Select, from the material below, each line with "Sabine" in it.

======== EXCERPTED RECORDS ========

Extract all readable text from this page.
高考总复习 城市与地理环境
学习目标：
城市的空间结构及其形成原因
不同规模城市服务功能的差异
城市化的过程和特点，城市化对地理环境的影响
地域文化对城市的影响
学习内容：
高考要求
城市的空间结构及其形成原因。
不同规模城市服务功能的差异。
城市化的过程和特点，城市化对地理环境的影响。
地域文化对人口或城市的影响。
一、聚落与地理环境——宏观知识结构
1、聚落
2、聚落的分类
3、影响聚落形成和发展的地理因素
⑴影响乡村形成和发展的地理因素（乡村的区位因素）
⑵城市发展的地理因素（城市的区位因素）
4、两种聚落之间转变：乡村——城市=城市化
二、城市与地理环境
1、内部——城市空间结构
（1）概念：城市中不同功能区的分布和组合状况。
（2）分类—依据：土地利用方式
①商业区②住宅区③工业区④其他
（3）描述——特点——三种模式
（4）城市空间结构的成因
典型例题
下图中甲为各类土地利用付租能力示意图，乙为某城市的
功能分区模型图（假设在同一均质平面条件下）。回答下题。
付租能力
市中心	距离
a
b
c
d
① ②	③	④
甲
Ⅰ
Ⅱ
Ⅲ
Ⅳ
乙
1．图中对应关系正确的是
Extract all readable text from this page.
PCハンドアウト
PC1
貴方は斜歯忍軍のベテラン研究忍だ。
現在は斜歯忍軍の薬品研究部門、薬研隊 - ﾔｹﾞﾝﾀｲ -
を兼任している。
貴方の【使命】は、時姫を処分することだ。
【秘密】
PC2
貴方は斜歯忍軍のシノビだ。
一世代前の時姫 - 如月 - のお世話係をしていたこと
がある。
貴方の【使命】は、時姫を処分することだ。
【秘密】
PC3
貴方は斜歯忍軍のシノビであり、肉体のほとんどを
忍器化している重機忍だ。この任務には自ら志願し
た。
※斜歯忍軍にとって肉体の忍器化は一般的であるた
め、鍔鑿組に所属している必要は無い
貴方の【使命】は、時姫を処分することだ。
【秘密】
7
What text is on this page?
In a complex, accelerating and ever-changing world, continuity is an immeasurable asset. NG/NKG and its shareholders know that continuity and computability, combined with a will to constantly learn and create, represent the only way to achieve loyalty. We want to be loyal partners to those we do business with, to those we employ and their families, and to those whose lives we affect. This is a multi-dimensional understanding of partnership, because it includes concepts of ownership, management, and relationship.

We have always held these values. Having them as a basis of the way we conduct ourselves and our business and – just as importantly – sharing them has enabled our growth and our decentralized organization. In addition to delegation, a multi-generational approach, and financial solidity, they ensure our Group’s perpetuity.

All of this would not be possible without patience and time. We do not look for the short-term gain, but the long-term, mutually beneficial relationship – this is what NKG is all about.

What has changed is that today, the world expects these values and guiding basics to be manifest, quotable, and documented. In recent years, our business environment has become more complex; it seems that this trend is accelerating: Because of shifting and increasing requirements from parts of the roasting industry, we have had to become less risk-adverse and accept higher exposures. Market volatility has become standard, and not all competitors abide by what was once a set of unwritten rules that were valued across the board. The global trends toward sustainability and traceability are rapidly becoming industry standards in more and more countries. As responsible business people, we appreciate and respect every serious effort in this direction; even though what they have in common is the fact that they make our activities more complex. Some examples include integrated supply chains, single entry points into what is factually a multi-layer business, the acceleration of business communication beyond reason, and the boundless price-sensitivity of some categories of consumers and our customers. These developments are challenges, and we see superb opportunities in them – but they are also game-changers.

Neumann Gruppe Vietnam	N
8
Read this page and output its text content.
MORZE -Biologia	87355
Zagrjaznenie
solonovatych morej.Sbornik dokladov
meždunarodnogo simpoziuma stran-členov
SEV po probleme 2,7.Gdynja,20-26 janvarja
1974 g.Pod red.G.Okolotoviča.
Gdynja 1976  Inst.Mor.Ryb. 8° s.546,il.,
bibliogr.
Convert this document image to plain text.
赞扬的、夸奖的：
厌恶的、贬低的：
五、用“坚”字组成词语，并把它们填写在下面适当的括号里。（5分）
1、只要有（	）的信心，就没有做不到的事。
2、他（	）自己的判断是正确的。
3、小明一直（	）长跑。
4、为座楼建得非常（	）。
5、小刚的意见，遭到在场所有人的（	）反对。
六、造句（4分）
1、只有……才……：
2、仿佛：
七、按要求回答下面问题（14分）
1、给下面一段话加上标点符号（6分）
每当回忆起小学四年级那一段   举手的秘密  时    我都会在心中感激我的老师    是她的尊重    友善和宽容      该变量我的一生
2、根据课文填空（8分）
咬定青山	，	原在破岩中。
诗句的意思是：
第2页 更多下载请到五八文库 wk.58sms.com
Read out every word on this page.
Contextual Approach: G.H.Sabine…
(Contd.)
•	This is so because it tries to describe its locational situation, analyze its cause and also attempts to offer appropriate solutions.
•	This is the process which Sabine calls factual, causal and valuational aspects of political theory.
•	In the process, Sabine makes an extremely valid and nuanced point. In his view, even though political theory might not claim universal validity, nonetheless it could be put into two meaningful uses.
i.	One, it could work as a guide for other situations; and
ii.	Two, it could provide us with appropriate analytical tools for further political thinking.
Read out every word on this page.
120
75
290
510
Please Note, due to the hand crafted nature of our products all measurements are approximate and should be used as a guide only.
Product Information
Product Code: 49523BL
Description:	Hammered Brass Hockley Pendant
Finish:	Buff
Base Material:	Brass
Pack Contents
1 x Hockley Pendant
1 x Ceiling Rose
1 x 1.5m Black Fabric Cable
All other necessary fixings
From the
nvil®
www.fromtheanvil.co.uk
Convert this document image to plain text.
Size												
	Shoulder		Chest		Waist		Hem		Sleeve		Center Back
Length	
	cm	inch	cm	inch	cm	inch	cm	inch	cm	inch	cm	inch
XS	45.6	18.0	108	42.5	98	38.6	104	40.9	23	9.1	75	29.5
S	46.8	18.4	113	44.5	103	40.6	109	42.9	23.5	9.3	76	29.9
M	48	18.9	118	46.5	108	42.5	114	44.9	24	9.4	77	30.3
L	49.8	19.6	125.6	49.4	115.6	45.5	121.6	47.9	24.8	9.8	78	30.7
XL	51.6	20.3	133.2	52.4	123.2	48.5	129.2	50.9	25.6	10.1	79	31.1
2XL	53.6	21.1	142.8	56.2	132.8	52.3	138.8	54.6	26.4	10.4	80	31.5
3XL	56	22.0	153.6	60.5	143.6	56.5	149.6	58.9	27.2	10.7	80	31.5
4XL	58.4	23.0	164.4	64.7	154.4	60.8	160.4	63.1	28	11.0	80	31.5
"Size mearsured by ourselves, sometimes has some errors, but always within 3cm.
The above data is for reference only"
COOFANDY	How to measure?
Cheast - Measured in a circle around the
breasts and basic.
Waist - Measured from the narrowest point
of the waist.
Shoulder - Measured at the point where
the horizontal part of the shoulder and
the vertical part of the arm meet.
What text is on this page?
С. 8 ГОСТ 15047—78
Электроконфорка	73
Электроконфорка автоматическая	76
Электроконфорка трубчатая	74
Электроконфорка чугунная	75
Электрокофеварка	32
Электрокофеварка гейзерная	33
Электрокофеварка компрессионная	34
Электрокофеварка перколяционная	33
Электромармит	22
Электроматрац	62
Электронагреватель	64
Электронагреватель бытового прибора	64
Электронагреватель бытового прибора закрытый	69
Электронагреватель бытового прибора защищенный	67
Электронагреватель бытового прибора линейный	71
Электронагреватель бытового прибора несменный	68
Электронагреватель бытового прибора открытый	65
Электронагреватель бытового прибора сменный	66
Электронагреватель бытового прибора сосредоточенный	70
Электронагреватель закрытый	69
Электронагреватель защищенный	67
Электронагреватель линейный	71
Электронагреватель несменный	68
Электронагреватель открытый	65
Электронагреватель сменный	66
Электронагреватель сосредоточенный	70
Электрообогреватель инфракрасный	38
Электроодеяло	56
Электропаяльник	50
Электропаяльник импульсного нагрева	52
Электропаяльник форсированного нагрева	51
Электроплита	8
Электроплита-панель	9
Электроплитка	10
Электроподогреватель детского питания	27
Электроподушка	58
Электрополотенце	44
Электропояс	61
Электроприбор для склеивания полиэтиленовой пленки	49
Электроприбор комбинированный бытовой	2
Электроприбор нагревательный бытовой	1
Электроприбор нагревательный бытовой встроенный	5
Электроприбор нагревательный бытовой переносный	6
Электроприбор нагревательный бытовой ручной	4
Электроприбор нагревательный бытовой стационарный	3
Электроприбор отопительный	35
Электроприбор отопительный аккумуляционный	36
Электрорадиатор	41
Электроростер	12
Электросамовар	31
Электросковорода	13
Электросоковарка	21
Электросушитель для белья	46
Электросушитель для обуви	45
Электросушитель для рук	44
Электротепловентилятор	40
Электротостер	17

========

● **ANSWER TO THIS TASK**
Contextual Approach: G.H.Sabine…
•	This is the process which Sabine calls factual, causal and valuational aspects of political theory.
•	In the process, Sabine makes an extremely valid and nuanced point. In his view, even though political theory might not claim universal validity, nonetheless it could be put into two meaningful uses.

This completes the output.